● Directions for this task
Identify the lines that contain the string "Miniport" and report only how many there are.

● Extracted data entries
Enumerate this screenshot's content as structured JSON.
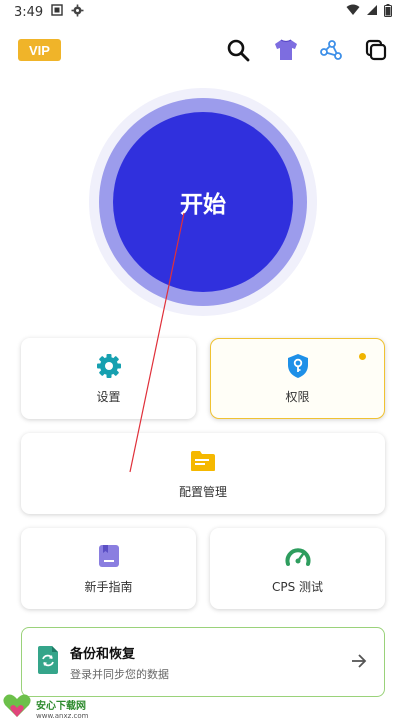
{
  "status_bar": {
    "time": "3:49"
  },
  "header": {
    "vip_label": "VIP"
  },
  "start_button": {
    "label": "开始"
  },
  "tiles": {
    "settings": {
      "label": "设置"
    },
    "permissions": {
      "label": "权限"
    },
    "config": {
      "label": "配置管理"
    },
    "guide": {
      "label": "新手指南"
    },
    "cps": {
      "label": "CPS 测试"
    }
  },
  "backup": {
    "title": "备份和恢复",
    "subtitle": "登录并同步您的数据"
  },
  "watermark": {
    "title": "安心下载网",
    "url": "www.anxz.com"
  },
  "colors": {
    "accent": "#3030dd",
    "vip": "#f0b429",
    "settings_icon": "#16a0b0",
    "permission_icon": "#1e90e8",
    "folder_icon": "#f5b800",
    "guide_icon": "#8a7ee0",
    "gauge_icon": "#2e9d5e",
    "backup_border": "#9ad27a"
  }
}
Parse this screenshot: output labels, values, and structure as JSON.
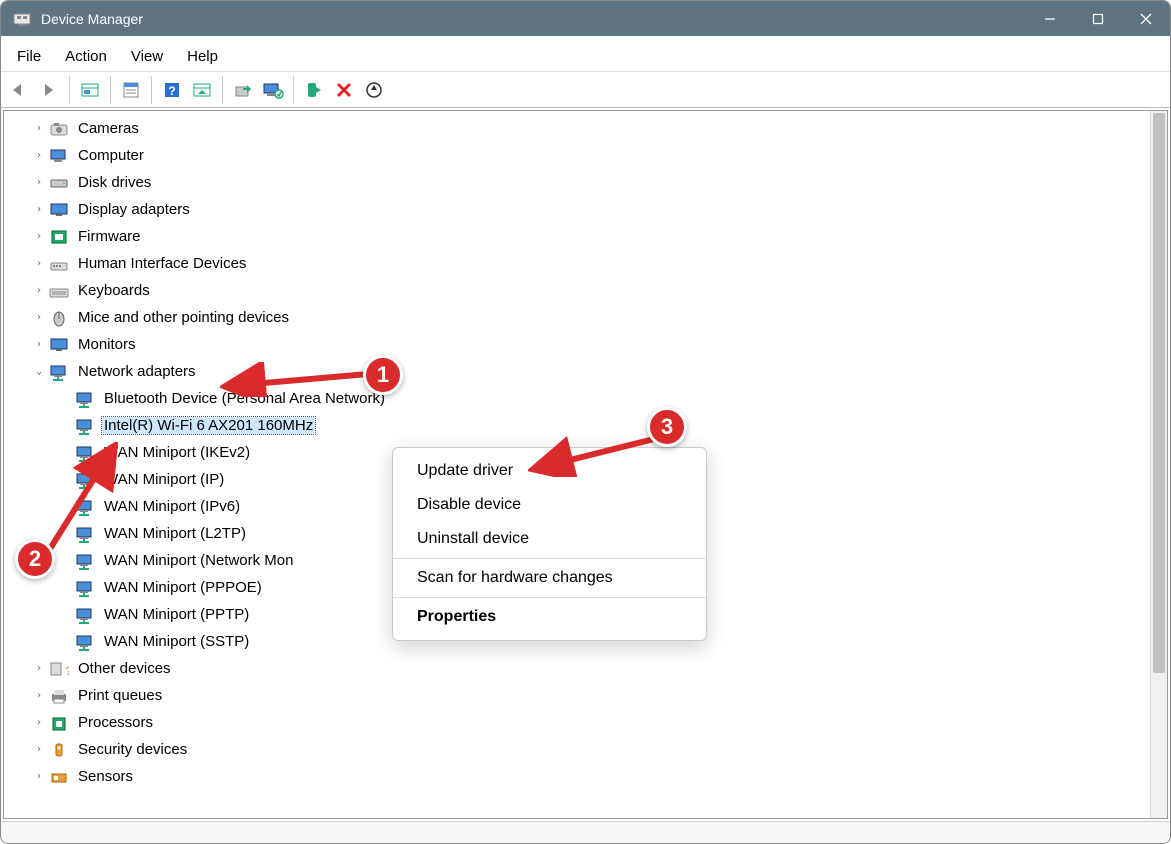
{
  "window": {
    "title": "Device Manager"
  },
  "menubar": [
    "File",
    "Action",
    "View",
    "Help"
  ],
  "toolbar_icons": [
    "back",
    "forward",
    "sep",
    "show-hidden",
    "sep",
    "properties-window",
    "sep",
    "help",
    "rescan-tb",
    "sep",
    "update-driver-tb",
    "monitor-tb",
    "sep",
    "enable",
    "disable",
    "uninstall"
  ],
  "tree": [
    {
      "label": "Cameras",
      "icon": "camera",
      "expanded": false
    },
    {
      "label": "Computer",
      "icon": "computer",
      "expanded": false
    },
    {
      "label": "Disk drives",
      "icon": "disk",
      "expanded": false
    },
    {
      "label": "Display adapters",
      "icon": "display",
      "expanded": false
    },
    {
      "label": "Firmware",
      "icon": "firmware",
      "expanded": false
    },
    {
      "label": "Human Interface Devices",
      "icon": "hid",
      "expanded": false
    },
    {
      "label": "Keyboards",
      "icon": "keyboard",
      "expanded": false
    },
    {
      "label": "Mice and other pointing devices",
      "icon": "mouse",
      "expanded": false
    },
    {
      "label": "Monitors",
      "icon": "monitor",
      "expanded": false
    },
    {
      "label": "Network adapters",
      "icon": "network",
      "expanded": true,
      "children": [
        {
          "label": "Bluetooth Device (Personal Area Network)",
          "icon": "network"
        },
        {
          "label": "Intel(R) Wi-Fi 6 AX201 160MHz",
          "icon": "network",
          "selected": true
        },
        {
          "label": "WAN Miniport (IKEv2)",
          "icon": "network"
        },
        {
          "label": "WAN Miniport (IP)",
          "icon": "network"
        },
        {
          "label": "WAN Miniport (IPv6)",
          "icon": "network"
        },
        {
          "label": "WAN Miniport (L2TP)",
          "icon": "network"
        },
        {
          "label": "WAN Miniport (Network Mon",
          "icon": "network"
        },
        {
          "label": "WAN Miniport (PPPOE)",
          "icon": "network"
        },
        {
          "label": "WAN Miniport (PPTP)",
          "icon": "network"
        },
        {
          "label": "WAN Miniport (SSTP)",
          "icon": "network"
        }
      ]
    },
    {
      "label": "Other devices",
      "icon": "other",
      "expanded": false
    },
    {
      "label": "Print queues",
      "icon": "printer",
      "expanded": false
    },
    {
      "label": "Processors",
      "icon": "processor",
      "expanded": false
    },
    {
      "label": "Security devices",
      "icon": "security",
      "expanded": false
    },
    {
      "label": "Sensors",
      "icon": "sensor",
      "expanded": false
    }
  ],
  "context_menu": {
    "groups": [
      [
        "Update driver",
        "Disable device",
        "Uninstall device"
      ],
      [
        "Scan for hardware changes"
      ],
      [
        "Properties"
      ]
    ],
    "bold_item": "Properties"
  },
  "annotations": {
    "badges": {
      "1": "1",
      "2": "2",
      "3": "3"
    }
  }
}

* * *

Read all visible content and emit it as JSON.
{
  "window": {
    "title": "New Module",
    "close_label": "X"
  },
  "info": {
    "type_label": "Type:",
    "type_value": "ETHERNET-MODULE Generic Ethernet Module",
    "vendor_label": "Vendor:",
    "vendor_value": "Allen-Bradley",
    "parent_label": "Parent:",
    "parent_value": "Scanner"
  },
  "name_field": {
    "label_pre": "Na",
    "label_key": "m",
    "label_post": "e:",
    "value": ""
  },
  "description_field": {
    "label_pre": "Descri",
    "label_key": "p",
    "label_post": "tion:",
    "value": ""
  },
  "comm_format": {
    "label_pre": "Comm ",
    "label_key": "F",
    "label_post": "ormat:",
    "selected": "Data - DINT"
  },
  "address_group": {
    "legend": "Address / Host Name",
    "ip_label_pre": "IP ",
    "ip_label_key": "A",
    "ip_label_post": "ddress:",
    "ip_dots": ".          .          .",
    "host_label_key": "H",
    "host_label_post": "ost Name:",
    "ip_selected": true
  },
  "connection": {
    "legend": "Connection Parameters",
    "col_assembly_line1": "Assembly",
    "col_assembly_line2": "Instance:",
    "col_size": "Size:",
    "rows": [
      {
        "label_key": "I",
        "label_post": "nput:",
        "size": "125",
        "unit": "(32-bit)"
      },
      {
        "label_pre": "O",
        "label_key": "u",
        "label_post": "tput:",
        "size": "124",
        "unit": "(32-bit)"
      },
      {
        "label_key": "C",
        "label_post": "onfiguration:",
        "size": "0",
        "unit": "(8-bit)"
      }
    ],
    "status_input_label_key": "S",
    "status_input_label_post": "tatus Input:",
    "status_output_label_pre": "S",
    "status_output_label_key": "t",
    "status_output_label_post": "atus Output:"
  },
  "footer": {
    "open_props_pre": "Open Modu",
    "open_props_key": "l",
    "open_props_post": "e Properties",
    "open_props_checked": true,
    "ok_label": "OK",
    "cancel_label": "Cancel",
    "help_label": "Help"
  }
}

● Task result
8